> DATA TO PROCESS
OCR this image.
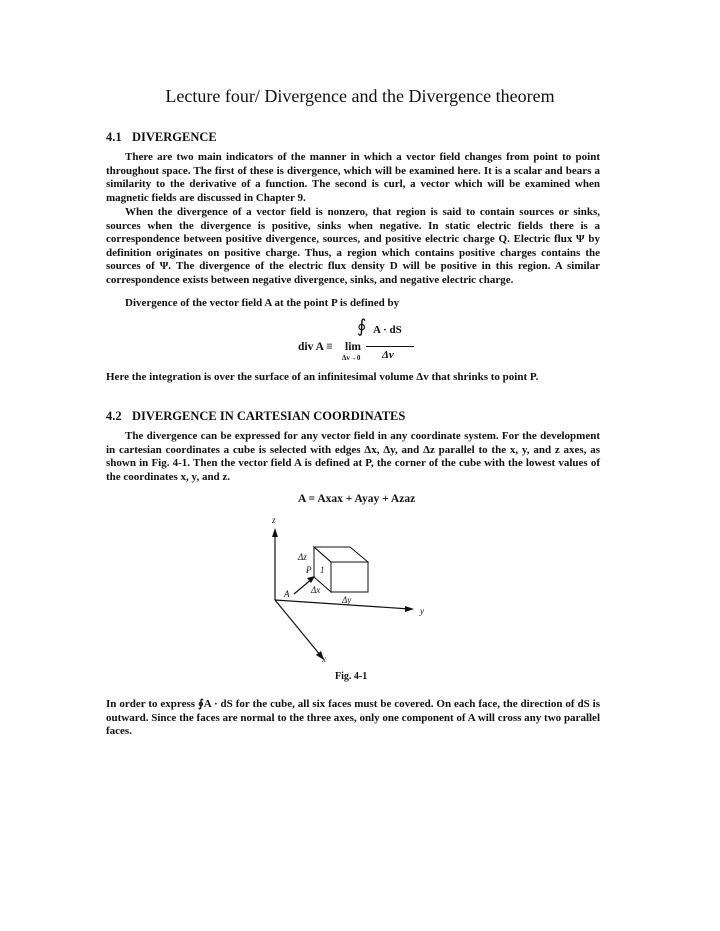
Lecture four/ Divergence and the Divergence theorem
4.1 DIVERGENCE
There are two main indicators of the manner in which a vector field changes from point to point throughout space. The first of these is divergence, which will be examined here. It is a scalar and bears a similarity to the derivative of a function. The second is curl, a vector which will be examined when magnetic fields are discussed in Chapter 9.
When the divergence of a vector field is nonzero, that region is said to contain sources or sinks, sources when the divergence is positive, sinks when negative. In static electric fields there is a correspondence between positive divergence, sources, and positive electric charge Q. Electric flux Ψ by definition originates on positive charge. Thus, a region which contains positive charges contains the sources of Ψ. The divergence of the electric flux density D will be positive in this region. A similar correspondence exists between negative divergence, sinks, and negative electric charge.
Divergence of the vector field A at the point P is defined by
div A ≡ lim
Δv→0
∮ A · dS
Δv
Here the integration is over the surface of an infinitesimal volume Δv that shrinks to point P.
4.2 DIVERGENCE IN CARTESIAN COORDINATES
The divergence can be expressed for any vector field in any coordinate system. For the development in cartesian coordinates a cube is selected with edges Δx, Δy, and Δz parallel to the x, y, and z axes, as shown in Fig. 4-1. Then the vector field A is defined at P, the corner of the cube with the lowest values of the coordinates x, y, and z.
A = Axax + Ayay + Azaz
z
y
x
Δz
P 1
A Δx
Δy
Fig. 4-1
In order to express ∮A · dS for the cube, all six faces must be covered. On each face, the direction of dS is outward. Since the faces are normal to the three axes, only one component of A will cross any two parallel faces.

> EXERCISE OBJECTIVE
Across the data, tally the lines containing "fields" and give back the number alone.

> SOLUTION BELOW
2